● **Prompt**:
Copy each of the entries below word for word, leaving out the pictures.

● **Task material**:
==*==

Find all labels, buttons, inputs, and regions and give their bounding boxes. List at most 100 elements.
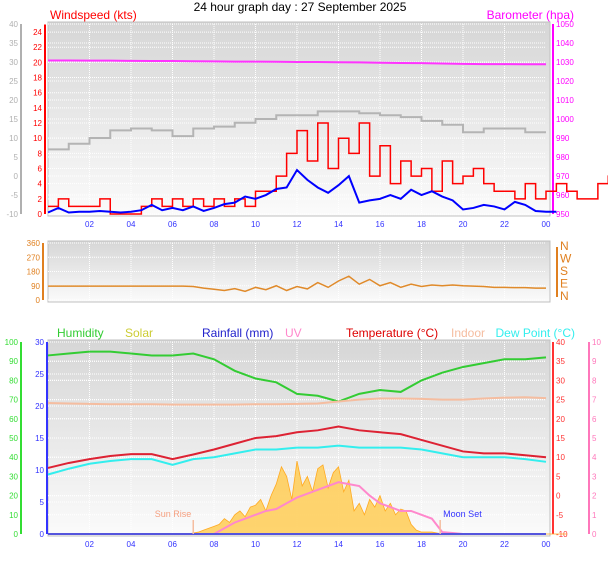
y-tick-label-uv: 8	[592, 376, 597, 385]
humidity-label: Humidity	[57, 326, 104, 340]
rainfall-label: Rainfall (mm)	[202, 326, 273, 340]
y-tick-label-right: 960	[556, 191, 570, 200]
x-tick-label: 00	[542, 220, 551, 229]
y-tick-label-uv: 9	[592, 357, 597, 366]
y-tick-label-uv: 5	[592, 434, 597, 443]
y-tick-label-outer_left: 35	[9, 39, 18, 48]
y-tick-label-inner_left: 4	[38, 180, 43, 189]
y-tick-label-right: 970	[556, 172, 570, 181]
y-tick-label-inner_left: 6	[38, 165, 43, 174]
y-tick-label-humidity: 40	[9, 453, 18, 462]
y-tick-label-right: 1010	[556, 96, 574, 105]
x-tick-label: 12	[293, 540, 302, 549]
y-tick-label-inner_left: 8	[38, 149, 43, 158]
y-tick-label-temperature: 15	[556, 434, 565, 443]
indoor-label: Indoor	[451, 326, 485, 340]
y-tick-label-outer_left: 10	[9, 134, 18, 143]
y-tick-label-humidity: 0	[14, 530, 19, 539]
chart-title: 24 hour graph day : 27 September 2025	[194, 0, 407, 14]
y-tick-label-right: 1020	[556, 77, 574, 86]
y-tick-label-left: 180	[27, 268, 41, 277]
x-tick-label: 00	[542, 540, 551, 549]
y-tick-label-outer_left: 25	[9, 77, 18, 86]
y-tick-label-right: 1040	[556, 39, 574, 48]
y-tick-label-humidity: 50	[9, 434, 18, 443]
series-humidity-line	[47, 350, 547, 403]
annotation-label: Sun Rise	[155, 509, 192, 519]
y-tick-label-inner_left: 14	[33, 104, 42, 113]
y-tick-label-inner_left: 12	[33, 119, 42, 128]
x-tick-label: 20	[459, 540, 468, 549]
y-tick-label-outer_left: 40	[9, 20, 18, 29]
y-tick-label-uv: 3	[592, 472, 597, 481]
y-tick-label-uv: 0	[592, 530, 597, 539]
x-tick-label: 22	[500, 540, 509, 549]
y-tick-label-inner_left: 16	[33, 89, 42, 98]
y-tick-label-temperature: 10	[556, 453, 565, 462]
y-tick-label-inner_left: 20	[33, 58, 42, 67]
y-tick-label-uv: 6	[592, 415, 597, 424]
series-temperature-line	[47, 425, 547, 469]
x-tick-label: 06	[168, 540, 177, 549]
y-tick-label-right: 1030	[556, 58, 574, 67]
y-tick-label-temperature: 35	[556, 357, 565, 366]
y-tick-label-right: N	[560, 289, 569, 303]
y-tick-label-rainfall: 10	[35, 466, 44, 475]
y-tick-label-humidity: 70	[9, 396, 18, 405]
y-tick-label-outer_left: 0	[14, 172, 19, 181]
y-tick-label-right: 950	[556, 210, 570, 219]
y-tick-label-left: 270	[27, 253, 41, 262]
y-tick-label-right: E	[560, 277, 568, 291]
y-tick-label-right: 1000	[556, 115, 574, 124]
y-tick-label-temperature: 5	[556, 472, 561, 481]
y-tick-label-rainfall: 25	[35, 370, 44, 379]
x-tick-label: 22	[500, 220, 509, 229]
y-tick-label-rainfall: 5	[40, 498, 45, 507]
x-tick-label: 06	[168, 220, 177, 229]
x-tick-label: 04	[127, 540, 136, 549]
y-tick-label-outer_left: -5	[11, 191, 19, 200]
y-tick-label-inner_left: 24	[33, 28, 42, 37]
x-tick-label: 16	[376, 220, 385, 229]
series-direction-line	[48, 275, 546, 293]
series-average-line	[47, 168, 557, 214]
y-tick-label-humidity: 90	[9, 357, 18, 366]
x-tick-label: 12	[293, 220, 302, 229]
y-tick-label-outer_left: 20	[9, 96, 18, 105]
y-tick-label-temperature: 0	[556, 492, 561, 501]
y-tick-label-rainfall: 30	[35, 338, 44, 347]
y-tick-label-inner_left: 18	[33, 74, 42, 83]
x-tick-label: 20	[459, 220, 468, 229]
y-tick-label-rainfall: 0	[40, 530, 45, 539]
x-tick-label: 14	[334, 220, 343, 229]
y-tick-label-temperature: 30	[556, 376, 565, 385]
x-tick-label: 02	[85, 220, 94, 229]
x-tick-label: 14	[334, 540, 343, 549]
x-tick-label: 18	[417, 220, 426, 229]
y-tick-label-inner_left: 22	[33, 43, 42, 52]
series-gust-line	[48, 122, 608, 215]
series-indoor-line	[47, 396, 547, 406]
y-tick-label-outer_left: 5	[14, 153, 19, 162]
y-tick-label-temperature: 40	[556, 338, 565, 347]
barometer-label: Barometer (hpa)	[487, 8, 574, 22]
y-tick-label-humidity: 60	[9, 415, 18, 424]
series-dewpoint-line	[47, 444, 547, 476]
x-tick-label: 08	[210, 220, 219, 229]
y-tick-label-rainfall: 20	[35, 402, 44, 411]
y-tick-label-left: 90	[31, 282, 40, 291]
y-tick-label-inner_left: 10	[33, 134, 42, 143]
y-tick-label-rainfall: 15	[35, 434, 44, 443]
y-tick-label-left: 360	[27, 239, 41, 248]
y-tick-label-uv: 10	[592, 338, 601, 347]
y-tick-label-humidity: 20	[9, 492, 18, 501]
y-tick-label-inner_left: 2	[38, 195, 43, 204]
y-tick-label-right: W	[560, 252, 572, 266]
y-tick-label-outer_left: -10	[6, 210, 18, 219]
x-tick-label: 16	[376, 540, 385, 549]
y-tick-label-humidity: 100	[5, 338, 19, 347]
y-tick-label-humidity: 30	[9, 472, 18, 481]
y-tick-label-uv: 2	[592, 492, 597, 501]
y-tick-label-outer_left: 15	[9, 115, 18, 124]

==*==

● **Result for this task**:
Find all labels, buttons, inputs, and regions and give their bounding boxes. List at most 100 elements.
y-tick-label-uv: 8	[592, 376, 597, 385]
humidity-label: Humidity	[57, 326, 104, 340]
rainfall-label: Rainfall (mm)	[202, 326, 273, 340]
y-tick-label-right: 960	[556, 191, 570, 200]
x-tick-label: 00	[542, 220, 551, 229]
y-tick-label-uv: 9	[592, 357, 597, 366]
y-tick-label-uv: 5	[592, 434, 597, 443]
y-tick-label-outer_left: 35	[9, 39, 18, 48]
y-tick-label-inner_left: 4	[38, 180, 43, 189]
y-tick-label-right: 970	[556, 172, 570, 181]
y-tick-label-inner_left: 6	[38, 165, 43, 174]
y-tick-label-humidity: 40	[9, 453, 18, 462]
y-tick-label-right: 1010	[556, 96, 574, 105]
x-tick-label: 12	[293, 540, 302, 549]
y-tick-label-inner_left: 8	[38, 149, 43, 158]
y-tick-label-temperature: 15	[556, 434, 565, 443]
indoor-label: Indoor	[451, 326, 485, 340]
y-tick-label-outer_left: 10	[9, 134, 18, 143]
y-tick-label-humidity: 0	[14, 530, 19, 539]
chart-title: 24 hour graph day : 27 September 2025	[194, 0, 407, 14]
y-tick-label-right: 1020	[556, 77, 574, 86]
y-tick-label-left: 180	[27, 268, 41, 277]
x-tick-label: 00	[542, 540, 551, 549]
y-tick-label-outer_left: 25	[9, 77, 18, 86]
y-tick-label-right: 1040	[556, 39, 574, 48]
y-tick-label-humidity: 50	[9, 434, 18, 443]
series-humidity-line	[47, 350, 547, 403]
annotation-label: Sun Rise	[155, 509, 192, 519]
y-tick-label-inner_left: 14	[33, 104, 42, 113]
y-tick-label-inner_left: 12	[33, 119, 42, 128]
x-tick-label: 20	[459, 540, 468, 549]
y-tick-label-outer_left: 40	[9, 20, 18, 29]
y-tick-label-uv: 3	[592, 472, 597, 481]
y-tick-label-uv: 0	[592, 530, 597, 539]
x-tick-label: 22	[500, 540, 509, 549]
y-tick-label-inner_left: 16	[33, 89, 42, 98]
y-tick-label-temperature: 10	[556, 453, 565, 462]
y-tick-label-inner_left: 20	[33, 58, 42, 67]
y-tick-label-uv: 6	[592, 415, 597, 424]
series-temperature-line	[47, 425, 547, 469]
x-tick-label: 06	[168, 540, 177, 549]
y-tick-label-right: 1030	[556, 58, 574, 67]
y-tick-label-temperature: 35	[556, 357, 565, 366]
y-tick-label-right: N	[560, 289, 569, 303]
y-tick-label-rainfall: 10	[35, 466, 44, 475]
y-tick-label-humidity: 70	[9, 396, 18, 405]
y-tick-label-outer_left: 0	[14, 172, 19, 181]
y-tick-label-right: 950	[556, 210, 570, 219]
y-tick-label-left: 270	[27, 253, 41, 262]
y-tick-label-right: E	[560, 277, 568, 291]
y-tick-label-right: 1000	[556, 115, 574, 124]
y-tick-label-temperature: 5	[556, 472, 561, 481]
y-tick-label-rainfall: 25	[35, 370, 44, 379]
x-tick-label: 22	[500, 220, 509, 229]
y-tick-label-rainfall: 5	[40, 498, 45, 507]
x-tick-label: 06	[168, 220, 177, 229]
x-tick-label: 04	[127, 540, 136, 549]
y-tick-label-outer_left: -5	[11, 191, 19, 200]
y-tick-label-inner_left: 24	[33, 28, 42, 37]
x-tick-label: 16	[376, 220, 385, 229]
series-direction-line	[48, 275, 546, 293]
series-average-line	[47, 168, 557, 214]
y-tick-label-humidity: 90	[9, 357, 18, 366]
x-tick-label: 12	[293, 220, 302, 229]
y-tick-label-outer_left: 20	[9, 96, 18, 105]
y-tick-label-temperature: 0	[556, 492, 561, 501]
y-tick-label-rainfall: 30	[35, 338, 44, 347]
y-tick-label-inner_left: 18	[33, 74, 42, 83]
x-tick-label: 20	[459, 220, 468, 229]
y-tick-label-rainfall: 0	[40, 530, 45, 539]
x-tick-label: 14	[334, 220, 343, 229]
y-tick-label-temperature: 30	[556, 376, 565, 385]
x-tick-label: 02	[85, 220, 94, 229]
x-tick-label: 14	[334, 540, 343, 549]
x-tick-label: 18	[417, 220, 426, 229]
y-tick-label-inner_left: 22	[33, 43, 42, 52]
series-gust-line	[48, 122, 608, 215]
series-indoor-line	[47, 396, 547, 406]
y-tick-label-outer_left: 5	[14, 153, 19, 162]
y-tick-label-temperature: 40	[556, 338, 565, 347]
barometer-label: Barometer (hpa)	[487, 8, 574, 22]
y-tick-label-humidity: 60	[9, 415, 18, 424]
series-dewpoint-line	[47, 444, 547, 476]
x-tick-label: 08	[210, 220, 219, 229]
y-tick-label-rainfall: 20	[35, 402, 44, 411]
y-tick-label-left: 90	[31, 282, 40, 291]
y-tick-label-inner_left: 10	[33, 134, 42, 143]
y-tick-label-rainfall: 15	[35, 434, 44, 443]
y-tick-label-left: 360	[27, 239, 41, 248]
y-tick-label-uv: 10	[592, 338, 601, 347]
y-tick-label-humidity: 20	[9, 492, 18, 501]
y-tick-label-inner_left: 2	[38, 195, 43, 204]
y-tick-label-right: W	[560, 252, 572, 266]
y-tick-label-outer_left: -10	[6, 210, 18, 219]
x-tick-label: 16	[376, 540, 385, 549]
y-tick-label-humidity: 100	[5, 338, 19, 347]
y-tick-label-humidity: 30	[9, 472, 18, 481]
y-tick-label-uv: 2	[592, 492, 597, 501]
y-tick-label-outer_left: 15	[9, 115, 18, 124]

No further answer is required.